● **Goal**: Take the entries below and print all of them exactly, please.

Data records:
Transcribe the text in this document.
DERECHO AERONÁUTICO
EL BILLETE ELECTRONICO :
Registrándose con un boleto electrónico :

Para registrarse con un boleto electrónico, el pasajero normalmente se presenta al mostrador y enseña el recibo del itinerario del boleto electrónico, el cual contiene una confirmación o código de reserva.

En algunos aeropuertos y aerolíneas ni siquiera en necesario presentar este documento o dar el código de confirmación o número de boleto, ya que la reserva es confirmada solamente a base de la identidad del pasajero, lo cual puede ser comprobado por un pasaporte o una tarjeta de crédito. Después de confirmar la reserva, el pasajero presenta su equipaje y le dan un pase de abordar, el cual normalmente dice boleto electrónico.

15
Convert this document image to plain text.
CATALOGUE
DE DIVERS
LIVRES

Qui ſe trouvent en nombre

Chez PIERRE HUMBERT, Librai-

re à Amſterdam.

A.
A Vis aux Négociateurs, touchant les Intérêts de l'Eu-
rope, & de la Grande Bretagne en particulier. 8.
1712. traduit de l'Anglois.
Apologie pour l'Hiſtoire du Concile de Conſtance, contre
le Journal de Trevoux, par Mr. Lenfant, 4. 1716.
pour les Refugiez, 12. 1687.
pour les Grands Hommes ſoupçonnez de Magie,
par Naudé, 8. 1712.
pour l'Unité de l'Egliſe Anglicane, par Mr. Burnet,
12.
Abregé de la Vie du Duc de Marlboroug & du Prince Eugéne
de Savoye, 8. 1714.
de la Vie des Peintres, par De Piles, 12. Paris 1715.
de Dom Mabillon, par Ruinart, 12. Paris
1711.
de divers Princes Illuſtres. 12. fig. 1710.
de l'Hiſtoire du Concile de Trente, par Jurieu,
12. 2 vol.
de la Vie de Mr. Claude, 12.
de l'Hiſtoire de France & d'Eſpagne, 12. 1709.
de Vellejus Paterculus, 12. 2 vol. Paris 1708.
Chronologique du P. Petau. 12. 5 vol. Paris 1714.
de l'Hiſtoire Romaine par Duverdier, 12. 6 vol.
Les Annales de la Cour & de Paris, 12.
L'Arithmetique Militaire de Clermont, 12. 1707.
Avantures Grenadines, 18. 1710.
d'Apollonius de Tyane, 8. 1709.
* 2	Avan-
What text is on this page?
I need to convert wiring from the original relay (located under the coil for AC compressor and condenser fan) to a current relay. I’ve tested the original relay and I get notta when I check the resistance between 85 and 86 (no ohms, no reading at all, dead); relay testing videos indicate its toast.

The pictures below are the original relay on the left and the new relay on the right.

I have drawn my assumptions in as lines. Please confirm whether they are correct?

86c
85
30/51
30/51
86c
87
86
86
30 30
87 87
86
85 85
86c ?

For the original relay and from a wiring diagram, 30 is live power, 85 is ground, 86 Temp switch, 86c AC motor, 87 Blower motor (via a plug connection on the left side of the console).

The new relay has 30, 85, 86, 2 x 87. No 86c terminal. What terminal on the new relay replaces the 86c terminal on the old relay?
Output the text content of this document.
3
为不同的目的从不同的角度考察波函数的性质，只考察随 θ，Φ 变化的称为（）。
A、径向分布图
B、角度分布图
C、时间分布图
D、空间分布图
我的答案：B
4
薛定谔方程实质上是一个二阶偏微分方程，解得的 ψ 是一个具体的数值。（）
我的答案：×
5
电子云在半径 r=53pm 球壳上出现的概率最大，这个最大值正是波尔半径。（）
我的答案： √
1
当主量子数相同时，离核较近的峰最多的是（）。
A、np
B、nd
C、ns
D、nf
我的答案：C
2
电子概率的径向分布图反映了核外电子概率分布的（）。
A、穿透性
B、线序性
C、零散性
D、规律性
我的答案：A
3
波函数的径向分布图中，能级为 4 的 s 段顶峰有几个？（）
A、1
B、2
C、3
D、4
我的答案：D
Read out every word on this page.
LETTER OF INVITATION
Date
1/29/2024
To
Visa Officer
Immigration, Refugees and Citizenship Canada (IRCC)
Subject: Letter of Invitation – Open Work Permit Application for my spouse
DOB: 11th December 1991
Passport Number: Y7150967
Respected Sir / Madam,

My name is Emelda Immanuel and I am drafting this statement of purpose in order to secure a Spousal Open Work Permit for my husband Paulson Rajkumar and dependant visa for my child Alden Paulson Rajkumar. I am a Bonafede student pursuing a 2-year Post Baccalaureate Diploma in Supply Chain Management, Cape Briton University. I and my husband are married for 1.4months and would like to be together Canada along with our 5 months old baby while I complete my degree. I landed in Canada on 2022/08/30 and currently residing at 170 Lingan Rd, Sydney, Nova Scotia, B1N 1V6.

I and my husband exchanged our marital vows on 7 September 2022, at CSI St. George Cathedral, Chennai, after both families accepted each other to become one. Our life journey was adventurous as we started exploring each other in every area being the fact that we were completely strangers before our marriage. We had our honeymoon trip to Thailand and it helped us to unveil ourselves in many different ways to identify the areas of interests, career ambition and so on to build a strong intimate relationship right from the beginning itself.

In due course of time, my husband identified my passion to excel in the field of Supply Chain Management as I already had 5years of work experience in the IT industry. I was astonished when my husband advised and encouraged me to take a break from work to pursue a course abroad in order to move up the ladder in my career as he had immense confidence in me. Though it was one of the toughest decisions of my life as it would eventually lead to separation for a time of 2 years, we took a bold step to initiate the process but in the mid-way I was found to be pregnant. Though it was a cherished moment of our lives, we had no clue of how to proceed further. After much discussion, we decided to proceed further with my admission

● **The answer**:
Transcribe the text in this document.
DERECHO AERONÁUTICO
EL BILLETE ELECTRONICO :
Registrándose con un boleto electrónico :

Para registrarse con un boleto electrónico, el pasajero normalmente se presenta al mostrador y enseña el recibo del itinerario del boleto electrónico, el cual contiene una confirmación o código de reserva.

En algunos aeropuertos y aerolíneas ni siquiera en necesario presentar este documento o dar el código de confirmación o número de boleto, ya que la reserva es confirmada solamente a base de la identidad del pasajero, lo cual puede ser comprobado por un pasaporte o una tarjeta de crédito. Después de confirmar la reserva, el pasajero presenta su equipaje y le dan un pase de abordar, el cual normalmente dice boleto electrónico.

15
Convert this document image to plain text.
CATALOGUE
DE DIVERS
LIVRES

Qui ſe trouvent en nombre

Chez PIERRE HUMBERT, Librai-

re à Amſterdam.

A.
A Vis aux Négociateurs, touchant les Intérêts de l'Eu-
rope, & de la Grande Bretagne en particulier. 8.
1712. traduit de l'Anglois.
Apologie pour l'Hiſtoire du Concile de Conſtance, contre
le Journal de Trevoux, par Mr. Lenfant, 4. 1716.
pour les Refugiez, 12. 1687.
pour les Grands Hommes ſoupçonnez de Magie,
par Naudé, 8. 1712.
pour l'Unité de l'Egliſe Anglicane, par Mr. Burnet,
12.
Abregé de la Vie du Duc de Marlboroug & du Prince Eugéne
de Savoye, 8. 1714.
de la Vie des Peintres, par De Piles, 12. Paris 1715.
de Dom Mabillon, par Ruinart, 12. Paris
1711.
de divers Princes Illuſtres. 12. fig. 1710.
de l'Hiſtoire du Concile de Trente, par Jurieu,
12. 2 vol.
de la Vie de Mr. Claude, 12.
de l'Hiſtoire de France & d'Eſpagne, 12. 1709.
de Vellejus Paterculus, 12. 2 vol. Paris 1708.
Chronologique du P. Petau. 12. 5 vol. Paris 1714.
de l'Hiſtoire Romaine par Duverdier, 12. 6 vol.
Les Annales de la Cour & de Paris, 12.
L'Arithmetique Militaire de Clermont, 12. 1707.
Avantures Grenadines, 18. 1710.
d'Apollonius de Tyane, 8. 1709.
* 2	Avan-
What text is on this page?
I need to convert wiring from the original relay (located under the coil for AC compressor and condenser fan) to a current relay. I’ve tested the original relay and I get notta when I check the resistance between 85 and 86 (no ohms, no reading at all, dead); relay testing videos indicate its toast.

The pictures below are the original relay on the left and the new relay on the right.

I have drawn my assumptions in as lines. Please confirm whether they are correct?

86c
85
30/51
30/51
86c
87
86
86
30 30
87 87
86
85 85
86c ?

For the original relay and from a wiring diagram, 30 is live power, 85 is ground, 86 Temp switch, 86c AC motor, 87 Blower motor (via a plug connection on the left side of the console).

The new relay has 30, 85, 86, 2 x 87. No 86c terminal. What terminal on the new relay replaces the 86c terminal on the old relay?
Output the text content of this document.
3
为不同的目的从不同的角度考察波函数的性质，只考察随 θ，Φ 变化的称为（）。
A、径向分布图
B、角度分布图
C、时间分布图
D、空间分布图
我的答案：B
4
薛定谔方程实质上是一个二阶偏微分方程，解得的 ψ 是一个具体的数值。（）
我的答案：×
5
电子云在半径 r=53pm 球壳上出现的概率最大，这个最大值正是波尔半径。（）
我的答案： √
1
当主量子数相同时，离核较近的峰最多的是（）。
A、np
B、nd
C、ns
D、nf
我的答案：C
2
电子概率的径向分布图反映了核外电子概率分布的（）。
A、穿透性
B、线序性
C、零散性
D、规律性
我的答案：A
3
波函数的径向分布图中，能级为 4 的 s 段顶峰有几个？（）
A、1
B、2
C、3
D、4
我的答案：D
Read out every word on this page.
LETTER OF INVITATION
Date
1/29/2024
To
Visa Officer
Immigration, Refugees and Citizenship Canada (IRCC)
Subject: Letter of Invitation – Open Work Permit Application for my spouse
DOB: 11th December 1991
Passport Number: Y7150967
Respected Sir / Madam,

My name is Emelda Immanuel and I am drafting this statement of purpose in order to secure a Spousal Open Work Permit for my husband Paulson Rajkumar and dependant visa for my child Alden Paulson Rajkumar. I am a Bonafede student pursuing a 2-year Post Baccalaureate Diploma in Supply Chain Management, Cape Briton University. I and my husband are married for 1.4months and would like to be together Canada along with our 5 months old baby while I complete my degree. I landed in Canada on 2022/08/30 and currently residing at 170 Lingan Rd, Sydney, Nova Scotia, B1N 1V6.

I and my husband exchanged our marital vows on 7 September 2022, at CSI St. George Cathedral, Chennai, after both families accepted each other to become one. Our life journey was adventurous as we started exploring each other in every area being the fact that we were completely strangers before our marriage. We had our honeymoon trip to Thailand and it helped us to unveil ourselves in many different ways to identify the areas of interests, career ambition and so on to build a strong intimate relationship right from the beginning itself.

In due course of time, my husband identified my passion to excel in the field of Supply Chain Management as I already had 5years of work experience in the IT industry. I was astonished when my husband advised and encouraged me to take a break from work to pursue a course abroad in order to move up the ladder in my career as he had immense confidence in me. Though it was one of the toughest decisions of my life as it would eventually lead to separation for a time of 2 years, we took a bold step to initiate the process but in the mid-way I was found to be pregnant. Though it was a cherished moment of our lives, we had no clue of how to proceed further. After much discussion, we decided to proceed further with my admission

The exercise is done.